Problem statement
Reproduce every item below verbatim, preserving each line character for character.

Information provided
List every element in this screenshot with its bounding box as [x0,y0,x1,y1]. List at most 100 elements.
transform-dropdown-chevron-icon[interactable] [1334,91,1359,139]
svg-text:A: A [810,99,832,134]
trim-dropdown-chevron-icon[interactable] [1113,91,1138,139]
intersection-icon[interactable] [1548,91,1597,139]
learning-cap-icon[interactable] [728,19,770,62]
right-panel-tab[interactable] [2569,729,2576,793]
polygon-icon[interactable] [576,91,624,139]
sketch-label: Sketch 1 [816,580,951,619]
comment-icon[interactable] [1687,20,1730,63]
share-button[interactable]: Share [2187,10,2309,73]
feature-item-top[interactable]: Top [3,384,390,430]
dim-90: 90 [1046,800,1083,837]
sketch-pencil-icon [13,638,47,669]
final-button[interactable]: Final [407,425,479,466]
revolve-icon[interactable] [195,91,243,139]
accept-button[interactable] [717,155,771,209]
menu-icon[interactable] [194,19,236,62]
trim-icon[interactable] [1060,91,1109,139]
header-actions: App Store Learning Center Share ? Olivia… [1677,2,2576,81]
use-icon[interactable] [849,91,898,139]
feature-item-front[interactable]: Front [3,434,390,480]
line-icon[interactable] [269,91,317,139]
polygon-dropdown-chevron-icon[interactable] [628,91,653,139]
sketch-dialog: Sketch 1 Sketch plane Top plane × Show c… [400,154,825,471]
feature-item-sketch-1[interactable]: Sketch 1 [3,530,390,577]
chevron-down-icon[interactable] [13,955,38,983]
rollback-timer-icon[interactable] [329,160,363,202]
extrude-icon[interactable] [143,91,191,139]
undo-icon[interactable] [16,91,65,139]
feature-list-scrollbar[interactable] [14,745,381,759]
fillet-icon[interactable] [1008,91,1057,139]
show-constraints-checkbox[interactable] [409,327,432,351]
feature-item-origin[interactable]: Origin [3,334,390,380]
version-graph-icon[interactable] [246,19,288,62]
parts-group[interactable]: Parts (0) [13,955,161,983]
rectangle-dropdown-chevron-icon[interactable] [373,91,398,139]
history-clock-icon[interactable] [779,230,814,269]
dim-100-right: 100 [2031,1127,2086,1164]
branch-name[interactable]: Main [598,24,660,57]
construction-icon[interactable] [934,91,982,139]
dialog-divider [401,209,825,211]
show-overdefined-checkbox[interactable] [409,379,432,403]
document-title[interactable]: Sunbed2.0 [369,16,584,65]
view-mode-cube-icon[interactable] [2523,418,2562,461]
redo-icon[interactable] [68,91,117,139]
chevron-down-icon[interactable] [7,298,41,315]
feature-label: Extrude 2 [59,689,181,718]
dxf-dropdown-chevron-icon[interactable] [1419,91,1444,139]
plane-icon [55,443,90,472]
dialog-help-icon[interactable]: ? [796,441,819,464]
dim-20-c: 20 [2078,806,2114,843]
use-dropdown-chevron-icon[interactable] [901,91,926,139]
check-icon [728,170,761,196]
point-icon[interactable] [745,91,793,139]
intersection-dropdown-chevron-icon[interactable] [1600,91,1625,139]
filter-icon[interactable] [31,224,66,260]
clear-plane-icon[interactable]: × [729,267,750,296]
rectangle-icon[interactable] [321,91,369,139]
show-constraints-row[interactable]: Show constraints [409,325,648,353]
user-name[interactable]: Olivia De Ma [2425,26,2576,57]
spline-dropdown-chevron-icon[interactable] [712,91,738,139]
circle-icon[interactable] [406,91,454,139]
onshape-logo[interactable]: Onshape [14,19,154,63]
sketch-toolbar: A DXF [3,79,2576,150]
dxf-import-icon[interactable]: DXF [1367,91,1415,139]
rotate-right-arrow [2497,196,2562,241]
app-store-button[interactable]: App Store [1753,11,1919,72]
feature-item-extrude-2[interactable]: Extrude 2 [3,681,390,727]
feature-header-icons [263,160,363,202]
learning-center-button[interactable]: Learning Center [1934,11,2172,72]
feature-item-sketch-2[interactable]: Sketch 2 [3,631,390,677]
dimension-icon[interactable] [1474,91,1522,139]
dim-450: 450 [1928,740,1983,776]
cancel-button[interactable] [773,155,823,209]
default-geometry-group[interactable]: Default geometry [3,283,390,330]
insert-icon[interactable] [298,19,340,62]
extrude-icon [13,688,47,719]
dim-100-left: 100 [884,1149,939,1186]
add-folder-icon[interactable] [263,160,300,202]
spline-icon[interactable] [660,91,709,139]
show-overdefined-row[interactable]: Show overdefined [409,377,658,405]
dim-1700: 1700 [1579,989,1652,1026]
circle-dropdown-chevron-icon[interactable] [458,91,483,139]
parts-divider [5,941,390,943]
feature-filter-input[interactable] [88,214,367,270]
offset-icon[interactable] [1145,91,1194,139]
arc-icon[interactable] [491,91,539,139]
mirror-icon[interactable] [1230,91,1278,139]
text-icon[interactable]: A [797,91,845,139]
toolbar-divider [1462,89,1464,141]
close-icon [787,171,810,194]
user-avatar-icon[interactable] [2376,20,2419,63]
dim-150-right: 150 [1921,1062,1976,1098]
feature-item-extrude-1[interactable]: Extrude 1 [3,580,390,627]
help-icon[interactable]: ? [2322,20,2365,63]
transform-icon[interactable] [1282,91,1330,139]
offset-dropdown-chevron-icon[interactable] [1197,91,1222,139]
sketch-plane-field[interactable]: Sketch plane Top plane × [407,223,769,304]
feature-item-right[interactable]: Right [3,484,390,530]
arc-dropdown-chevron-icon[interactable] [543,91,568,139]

Output
List every element in this screenshot with its bounding box as [x0,y0,x1,y1]. List at most 100 elements.
transform-dropdown-chevron-icon[interactable] [1334,91,1359,139]
svg-text:A: A [810,99,832,134]
trim-dropdown-chevron-icon[interactable] [1113,91,1138,139]
intersection-icon[interactable] [1548,91,1597,139]
learning-cap-icon[interactable] [728,19,770,62]
right-panel-tab[interactable] [2569,729,2576,793]
polygon-icon[interactable] [576,91,624,139]
sketch-label: Sketch 1 [816,580,951,619]
comment-icon[interactable] [1687,20,1730,63]
share-button[interactable]: Share [2187,10,2309,73]
feature-item-top[interactable]: Top [3,384,390,430]
dim-90: 90 [1046,800,1083,837]
sketch-pencil-icon [13,638,47,669]
final-button[interactable]: Final [407,425,479,466]
revolve-icon[interactable] [195,91,243,139]
accept-button[interactable] [717,155,771,209]
menu-icon[interactable] [194,19,236,62]
trim-icon[interactable] [1060,91,1109,139]
header-actions: App Store Learning Center Share ? Olivia… [1677,2,2576,81]
use-icon[interactable] [849,91,898,139]
feature-item-front[interactable]: Front [3,434,390,480]
line-icon[interactable] [269,91,317,139]
polygon-dropdown-chevron-icon[interactable] [628,91,653,139]
sketch-dialog: Sketch 1 Sketch plane Top plane × Show c… [400,154,825,471]
feature-item-sketch-1[interactable]: Sketch 1 [3,530,390,577]
chevron-down-icon[interactable] [13,955,38,983]
rollback-timer-icon[interactable] [329,160,363,202]
extrude-icon[interactable] [143,91,191,139]
undo-icon[interactable] [16,91,65,139]
feature-list-scrollbar[interactable] [14,745,381,759]
fillet-icon[interactable] [1008,91,1057,139]
show-constraints-checkbox[interactable] [409,327,432,351]
feature-item-origin[interactable]: Origin [3,334,390,380]
version-graph-icon[interactable] [246,19,288,62]
parts-group[interactable]: Parts (0) [13,955,161,983]
rectangle-dropdown-chevron-icon[interactable] [373,91,398,139]
history-clock-icon[interactable] [779,230,814,269]
dim-100-right: 100 [2031,1127,2086,1164]
branch-name[interactable]: Main [598,24,660,57]
construction-icon[interactable] [934,91,982,139]
dialog-divider [401,209,825,211]
show-overdefined-checkbox[interactable] [409,379,432,403]
document-title[interactable]: Sunbed2.0 [369,16,584,65]
view-mode-cube-icon[interactable] [2523,418,2562,461]
redo-icon[interactable] [68,91,117,139]
chevron-down-icon[interactable] [7,298,41,315]
feature-label: Extrude 2 [59,689,181,718]
dxf-dropdown-chevron-icon[interactable] [1419,91,1444,139]
plane-icon [55,443,90,472]
dialog-help-icon[interactable]: ? [796,441,819,464]
dim-20-c: 20 [2078,806,2114,843]
use-dropdown-chevron-icon[interactable] [901,91,926,139]
check-icon [728,170,761,196]
point-icon[interactable] [745,91,793,139]
intersection-dropdown-chevron-icon[interactable] [1600,91,1625,139]
filter-icon[interactable] [31,224,66,260]
clear-plane-icon[interactable]: × [729,267,750,296]
rectangle-icon[interactable] [321,91,369,139]
show-constraints-row[interactable]: Show constraints [409,325,648,353]
user-name[interactable]: Olivia De Ma [2425,26,2576,57]
spline-dropdown-chevron-icon[interactable] [712,91,738,139]
circle-icon[interactable] [406,91,454,139]
onshape-logo[interactable]: Onshape [14,19,154,63]
sketch-toolbar: A DXF [3,79,2576,150]
dxf-import-icon[interactable]: DXF [1367,91,1415,139]
rotate-right-arrow [2497,196,2562,241]
app-store-button[interactable]: App Store [1753,11,1919,72]
feature-item-extrude-2[interactable]: Extrude 2 [3,681,390,727]
feature-header-icons [263,160,363,202]
learning-center-button[interactable]: Learning Center [1934,11,2172,72]
feature-item-sketch-2[interactable]: Sketch 2 [3,631,390,677]
dimension-icon[interactable] [1474,91,1522,139]
dim-450: 450 [1928,740,1983,776]
cancel-button[interactable] [773,155,823,209]
default-geometry-group[interactable]: Default geometry [3,283,390,330]
insert-icon[interactable] [298,19,340,62]
extrude-icon [13,688,47,719]
dim-100-left: 100 [884,1149,939,1186]
add-folder-icon[interactable] [263,160,300,202]
spline-icon[interactable] [660,91,709,139]
show-overdefined-row[interactable]: Show overdefined [409,377,658,405]
dim-1700: 1700 [1579,989,1652,1026]
circle-dropdown-chevron-icon[interactable] [458,91,483,139]
parts-divider [5,941,390,943]
feature-filter-input[interactable] [88,214,367,270]
offset-icon[interactable] [1145,91,1194,139]
arc-icon[interactable] [491,91,539,139]
mirror-icon[interactable] [1230,91,1278,139]
text-icon[interactable]: A [797,91,845,139]
toolbar-divider [1462,89,1464,141]
close-icon [787,171,810,194]
user-avatar-icon[interactable] [2376,20,2419,63]
dim-150-right: 150 [1921,1062,1976,1098]
feature-item-extrude-1[interactable]: Extrude 1 [3,580,390,627]
help-icon[interactable]: ? [2322,20,2365,63]
transform-icon[interactable] [1282,91,1330,139]
offset-dropdown-chevron-icon[interactable] [1197,91,1222,139]
sketch-plane-field[interactable]: Sketch plane Top plane × [407,223,769,304]
feature-item-right[interactable]: Right [3,484,390,530]
arc-dropdown-chevron-icon[interactable] [543,91,568,139]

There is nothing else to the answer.